(Dataset entries on figures)
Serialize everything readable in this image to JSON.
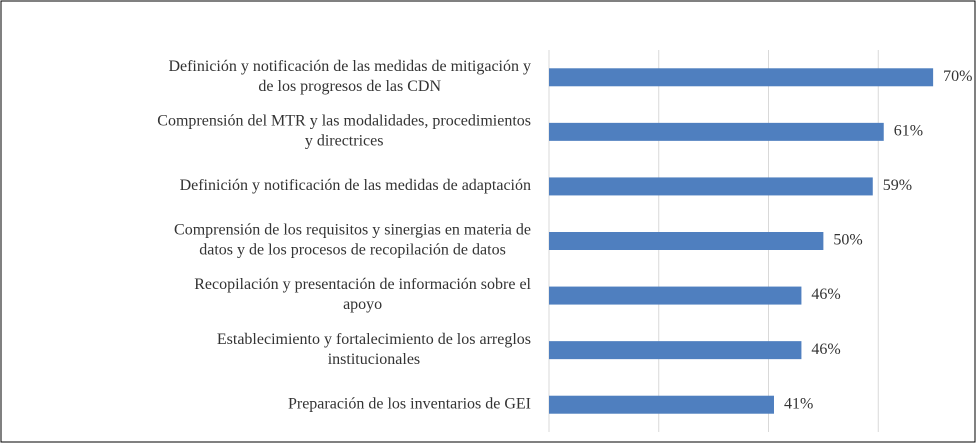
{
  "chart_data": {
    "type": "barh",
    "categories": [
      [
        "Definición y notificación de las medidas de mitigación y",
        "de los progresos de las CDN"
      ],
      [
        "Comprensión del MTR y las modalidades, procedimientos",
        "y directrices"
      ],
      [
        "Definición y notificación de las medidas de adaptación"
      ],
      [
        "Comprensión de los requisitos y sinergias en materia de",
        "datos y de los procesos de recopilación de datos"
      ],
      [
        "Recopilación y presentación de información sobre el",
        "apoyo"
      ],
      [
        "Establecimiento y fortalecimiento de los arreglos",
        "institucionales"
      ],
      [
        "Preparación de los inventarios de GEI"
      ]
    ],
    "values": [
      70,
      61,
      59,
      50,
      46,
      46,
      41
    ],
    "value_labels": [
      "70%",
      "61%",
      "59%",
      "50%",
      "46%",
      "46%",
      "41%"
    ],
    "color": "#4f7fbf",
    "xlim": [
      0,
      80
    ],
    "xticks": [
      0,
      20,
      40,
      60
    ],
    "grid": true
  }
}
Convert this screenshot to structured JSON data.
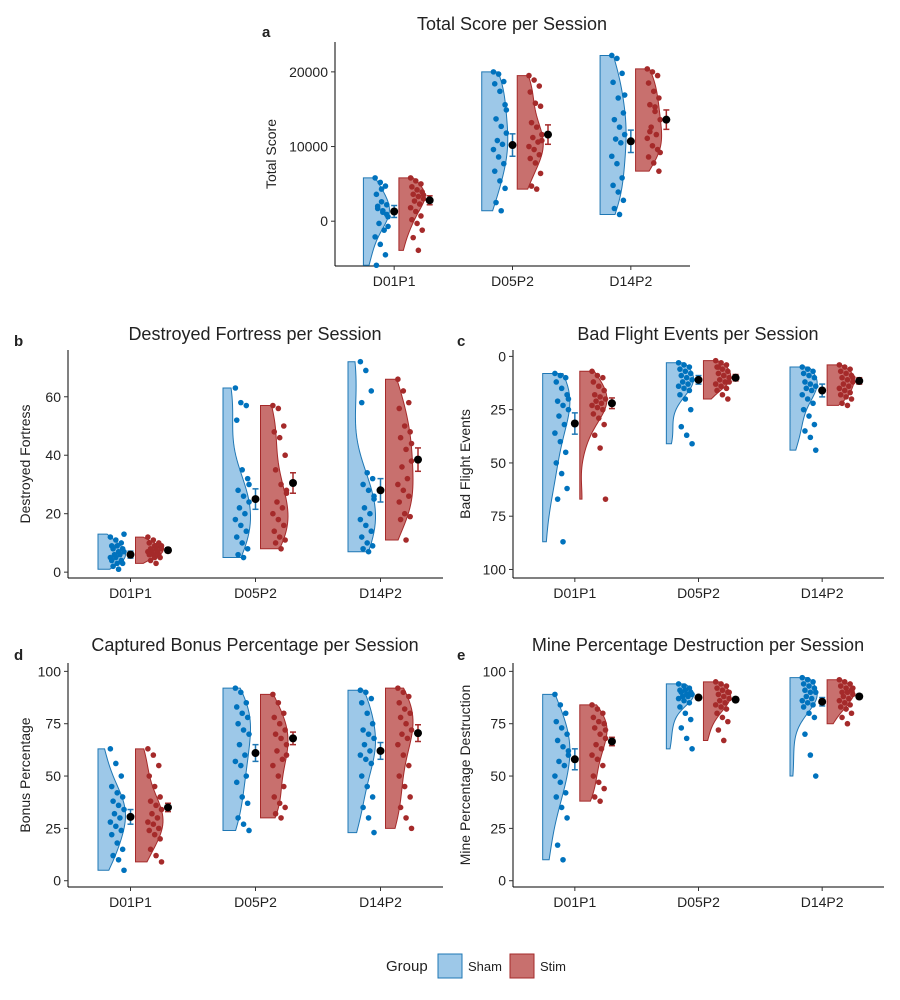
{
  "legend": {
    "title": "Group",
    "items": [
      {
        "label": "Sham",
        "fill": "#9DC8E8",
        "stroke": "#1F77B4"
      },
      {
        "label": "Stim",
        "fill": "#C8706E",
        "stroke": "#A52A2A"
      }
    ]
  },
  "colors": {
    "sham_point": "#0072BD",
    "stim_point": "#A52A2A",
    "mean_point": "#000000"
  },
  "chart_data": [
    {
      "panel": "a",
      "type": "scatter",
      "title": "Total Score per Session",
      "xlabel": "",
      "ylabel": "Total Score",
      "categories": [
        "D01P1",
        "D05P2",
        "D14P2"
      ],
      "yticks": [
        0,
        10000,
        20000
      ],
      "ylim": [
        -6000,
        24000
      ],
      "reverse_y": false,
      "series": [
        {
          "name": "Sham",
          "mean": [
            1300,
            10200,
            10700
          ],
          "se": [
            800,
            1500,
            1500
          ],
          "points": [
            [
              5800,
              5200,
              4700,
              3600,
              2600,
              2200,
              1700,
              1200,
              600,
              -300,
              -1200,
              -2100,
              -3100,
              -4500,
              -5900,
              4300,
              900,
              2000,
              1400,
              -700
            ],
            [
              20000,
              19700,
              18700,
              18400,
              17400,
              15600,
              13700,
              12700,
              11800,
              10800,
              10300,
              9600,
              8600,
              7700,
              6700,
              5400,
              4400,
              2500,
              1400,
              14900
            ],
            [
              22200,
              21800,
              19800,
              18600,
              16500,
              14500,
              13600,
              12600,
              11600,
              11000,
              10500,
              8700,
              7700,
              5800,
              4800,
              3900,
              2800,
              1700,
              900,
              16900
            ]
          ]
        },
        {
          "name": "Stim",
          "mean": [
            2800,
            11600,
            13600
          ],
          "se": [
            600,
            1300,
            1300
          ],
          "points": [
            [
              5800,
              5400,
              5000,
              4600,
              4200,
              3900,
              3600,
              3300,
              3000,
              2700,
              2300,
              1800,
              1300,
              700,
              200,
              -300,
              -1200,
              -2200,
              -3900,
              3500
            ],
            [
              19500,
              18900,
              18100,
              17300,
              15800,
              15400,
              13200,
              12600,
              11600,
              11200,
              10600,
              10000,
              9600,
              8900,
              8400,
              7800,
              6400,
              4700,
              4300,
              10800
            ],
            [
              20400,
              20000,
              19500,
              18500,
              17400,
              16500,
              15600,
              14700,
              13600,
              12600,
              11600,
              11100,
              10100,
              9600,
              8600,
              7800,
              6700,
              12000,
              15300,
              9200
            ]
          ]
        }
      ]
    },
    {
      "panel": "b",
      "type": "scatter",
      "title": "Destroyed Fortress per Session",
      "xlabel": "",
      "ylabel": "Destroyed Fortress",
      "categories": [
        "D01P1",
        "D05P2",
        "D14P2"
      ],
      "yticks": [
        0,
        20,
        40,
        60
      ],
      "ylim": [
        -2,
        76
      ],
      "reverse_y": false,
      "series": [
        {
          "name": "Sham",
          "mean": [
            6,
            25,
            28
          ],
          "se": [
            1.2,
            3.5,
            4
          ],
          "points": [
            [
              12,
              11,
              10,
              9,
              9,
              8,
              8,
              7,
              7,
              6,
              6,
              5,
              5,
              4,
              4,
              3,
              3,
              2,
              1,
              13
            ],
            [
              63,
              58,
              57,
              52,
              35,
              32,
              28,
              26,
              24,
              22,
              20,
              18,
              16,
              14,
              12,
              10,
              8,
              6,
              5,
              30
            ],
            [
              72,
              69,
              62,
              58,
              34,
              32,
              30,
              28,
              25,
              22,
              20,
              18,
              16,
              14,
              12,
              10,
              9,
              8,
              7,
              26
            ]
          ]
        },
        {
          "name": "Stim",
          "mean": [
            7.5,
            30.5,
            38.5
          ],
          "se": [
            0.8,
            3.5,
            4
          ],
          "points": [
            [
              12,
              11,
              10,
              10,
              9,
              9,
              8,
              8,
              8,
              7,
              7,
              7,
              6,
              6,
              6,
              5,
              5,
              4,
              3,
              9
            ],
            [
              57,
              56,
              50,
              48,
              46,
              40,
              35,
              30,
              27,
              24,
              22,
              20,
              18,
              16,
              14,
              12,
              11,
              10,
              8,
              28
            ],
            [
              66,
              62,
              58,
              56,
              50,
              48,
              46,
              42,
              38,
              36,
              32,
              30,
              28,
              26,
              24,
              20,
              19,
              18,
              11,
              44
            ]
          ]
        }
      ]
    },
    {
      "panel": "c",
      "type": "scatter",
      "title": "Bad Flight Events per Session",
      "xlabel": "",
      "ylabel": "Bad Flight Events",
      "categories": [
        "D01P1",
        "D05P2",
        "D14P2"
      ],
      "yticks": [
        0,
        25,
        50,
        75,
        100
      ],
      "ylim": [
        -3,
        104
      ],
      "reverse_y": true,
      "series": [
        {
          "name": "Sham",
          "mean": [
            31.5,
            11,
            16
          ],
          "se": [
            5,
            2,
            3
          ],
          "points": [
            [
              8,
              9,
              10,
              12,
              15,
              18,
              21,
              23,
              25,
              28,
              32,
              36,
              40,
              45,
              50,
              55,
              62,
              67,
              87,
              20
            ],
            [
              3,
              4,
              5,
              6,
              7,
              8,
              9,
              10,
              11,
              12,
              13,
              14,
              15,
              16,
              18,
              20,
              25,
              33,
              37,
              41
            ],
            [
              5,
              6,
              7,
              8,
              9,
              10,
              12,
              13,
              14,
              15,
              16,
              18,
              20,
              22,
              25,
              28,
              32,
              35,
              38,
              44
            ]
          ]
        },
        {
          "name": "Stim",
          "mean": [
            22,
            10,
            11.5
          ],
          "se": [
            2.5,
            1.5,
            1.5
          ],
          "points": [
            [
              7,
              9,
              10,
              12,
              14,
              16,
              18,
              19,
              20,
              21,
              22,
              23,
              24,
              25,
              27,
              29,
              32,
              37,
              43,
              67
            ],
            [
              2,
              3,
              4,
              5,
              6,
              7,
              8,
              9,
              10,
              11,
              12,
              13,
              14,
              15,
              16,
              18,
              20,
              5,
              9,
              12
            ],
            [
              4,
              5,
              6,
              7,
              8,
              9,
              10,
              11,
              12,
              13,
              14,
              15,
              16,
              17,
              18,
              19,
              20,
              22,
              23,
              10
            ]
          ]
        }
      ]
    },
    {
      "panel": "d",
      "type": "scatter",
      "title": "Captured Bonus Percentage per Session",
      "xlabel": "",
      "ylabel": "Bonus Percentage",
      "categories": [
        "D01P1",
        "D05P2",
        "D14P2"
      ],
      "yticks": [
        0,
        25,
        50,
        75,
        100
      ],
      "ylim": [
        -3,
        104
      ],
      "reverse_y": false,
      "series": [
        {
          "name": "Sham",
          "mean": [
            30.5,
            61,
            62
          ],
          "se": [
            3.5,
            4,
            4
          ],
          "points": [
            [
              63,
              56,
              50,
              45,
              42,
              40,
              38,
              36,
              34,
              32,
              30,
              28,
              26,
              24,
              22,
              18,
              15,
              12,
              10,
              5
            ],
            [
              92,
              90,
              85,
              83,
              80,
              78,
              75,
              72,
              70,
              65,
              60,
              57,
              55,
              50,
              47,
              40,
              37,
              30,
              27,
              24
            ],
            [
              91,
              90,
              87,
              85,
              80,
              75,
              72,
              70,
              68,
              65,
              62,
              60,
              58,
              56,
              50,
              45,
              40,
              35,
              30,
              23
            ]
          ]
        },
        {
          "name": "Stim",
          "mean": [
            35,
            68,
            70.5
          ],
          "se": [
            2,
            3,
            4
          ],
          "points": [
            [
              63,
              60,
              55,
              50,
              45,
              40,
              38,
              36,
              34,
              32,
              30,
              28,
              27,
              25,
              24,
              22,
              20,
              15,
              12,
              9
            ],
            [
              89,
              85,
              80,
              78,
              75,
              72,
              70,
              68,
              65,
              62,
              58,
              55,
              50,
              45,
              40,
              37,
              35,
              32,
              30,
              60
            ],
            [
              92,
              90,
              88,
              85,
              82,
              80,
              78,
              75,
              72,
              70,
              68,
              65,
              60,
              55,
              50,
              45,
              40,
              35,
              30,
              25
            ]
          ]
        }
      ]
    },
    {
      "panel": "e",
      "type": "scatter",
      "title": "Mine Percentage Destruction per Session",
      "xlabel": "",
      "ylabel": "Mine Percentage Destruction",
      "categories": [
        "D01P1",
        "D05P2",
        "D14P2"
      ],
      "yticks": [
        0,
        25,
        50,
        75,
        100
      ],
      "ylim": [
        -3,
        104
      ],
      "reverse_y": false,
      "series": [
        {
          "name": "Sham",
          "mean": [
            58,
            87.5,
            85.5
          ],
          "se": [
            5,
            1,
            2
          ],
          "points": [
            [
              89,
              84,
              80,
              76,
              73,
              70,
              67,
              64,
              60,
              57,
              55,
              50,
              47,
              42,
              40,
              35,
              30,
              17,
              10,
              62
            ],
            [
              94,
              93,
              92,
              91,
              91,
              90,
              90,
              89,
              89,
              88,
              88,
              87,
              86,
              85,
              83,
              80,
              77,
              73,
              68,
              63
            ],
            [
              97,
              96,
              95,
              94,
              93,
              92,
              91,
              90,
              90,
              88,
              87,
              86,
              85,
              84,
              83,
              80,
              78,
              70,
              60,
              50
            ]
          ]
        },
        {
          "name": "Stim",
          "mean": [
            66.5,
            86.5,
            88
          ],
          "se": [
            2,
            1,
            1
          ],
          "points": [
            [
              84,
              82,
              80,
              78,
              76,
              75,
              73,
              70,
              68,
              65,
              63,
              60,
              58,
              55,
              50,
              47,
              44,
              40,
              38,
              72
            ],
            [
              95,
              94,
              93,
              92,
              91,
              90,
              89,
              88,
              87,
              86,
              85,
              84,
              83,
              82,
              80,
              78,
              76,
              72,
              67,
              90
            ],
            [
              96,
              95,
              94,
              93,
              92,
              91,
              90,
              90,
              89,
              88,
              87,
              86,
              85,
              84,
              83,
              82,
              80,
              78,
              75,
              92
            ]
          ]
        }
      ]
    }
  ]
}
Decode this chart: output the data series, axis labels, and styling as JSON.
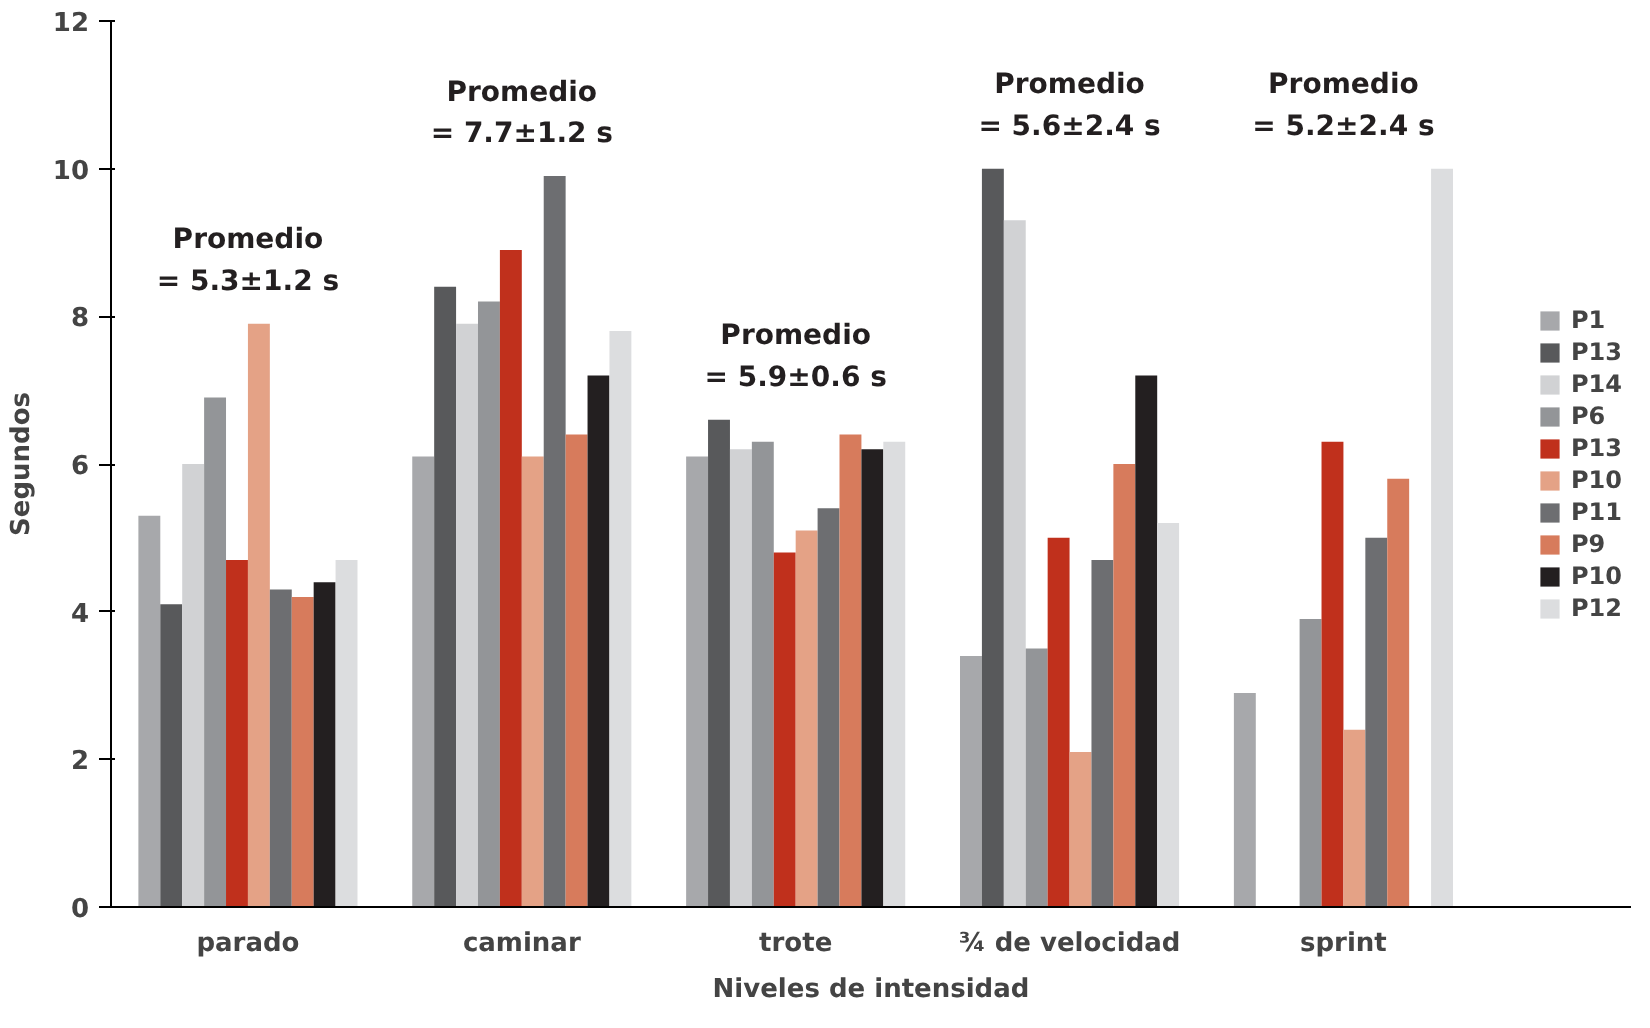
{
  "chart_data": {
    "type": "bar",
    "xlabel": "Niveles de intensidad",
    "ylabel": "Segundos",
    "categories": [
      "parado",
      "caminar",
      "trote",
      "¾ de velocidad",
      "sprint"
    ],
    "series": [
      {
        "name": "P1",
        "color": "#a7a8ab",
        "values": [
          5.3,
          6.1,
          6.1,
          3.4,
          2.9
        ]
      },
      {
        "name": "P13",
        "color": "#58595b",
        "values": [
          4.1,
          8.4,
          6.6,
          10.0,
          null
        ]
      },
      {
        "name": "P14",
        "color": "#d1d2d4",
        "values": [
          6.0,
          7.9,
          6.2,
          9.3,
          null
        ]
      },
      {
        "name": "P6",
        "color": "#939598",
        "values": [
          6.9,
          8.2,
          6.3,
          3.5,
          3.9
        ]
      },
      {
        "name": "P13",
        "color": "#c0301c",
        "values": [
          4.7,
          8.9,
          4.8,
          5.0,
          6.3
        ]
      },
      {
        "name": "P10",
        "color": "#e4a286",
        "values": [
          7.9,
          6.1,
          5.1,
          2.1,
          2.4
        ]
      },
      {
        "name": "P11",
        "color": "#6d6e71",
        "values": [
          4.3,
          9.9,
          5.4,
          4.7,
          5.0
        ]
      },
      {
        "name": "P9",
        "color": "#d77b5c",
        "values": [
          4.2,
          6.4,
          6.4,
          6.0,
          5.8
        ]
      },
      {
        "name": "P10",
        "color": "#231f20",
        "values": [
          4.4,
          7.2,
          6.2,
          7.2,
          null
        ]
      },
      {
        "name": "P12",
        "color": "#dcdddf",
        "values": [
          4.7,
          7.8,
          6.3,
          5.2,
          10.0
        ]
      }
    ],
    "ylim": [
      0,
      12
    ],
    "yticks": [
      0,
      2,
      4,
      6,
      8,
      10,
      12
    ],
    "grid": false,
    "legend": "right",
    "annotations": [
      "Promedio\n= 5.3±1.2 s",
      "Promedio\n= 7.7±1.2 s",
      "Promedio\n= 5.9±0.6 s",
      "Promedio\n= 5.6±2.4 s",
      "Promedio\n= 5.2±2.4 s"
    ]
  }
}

### [Task to complete]
Looking at the data above, show all lines where the word "Destruction" occurs.

### [Complete output]
      "title": "Mine Percentage Destruction per Session",
      "ylabel": "Mine Percentage Destruction",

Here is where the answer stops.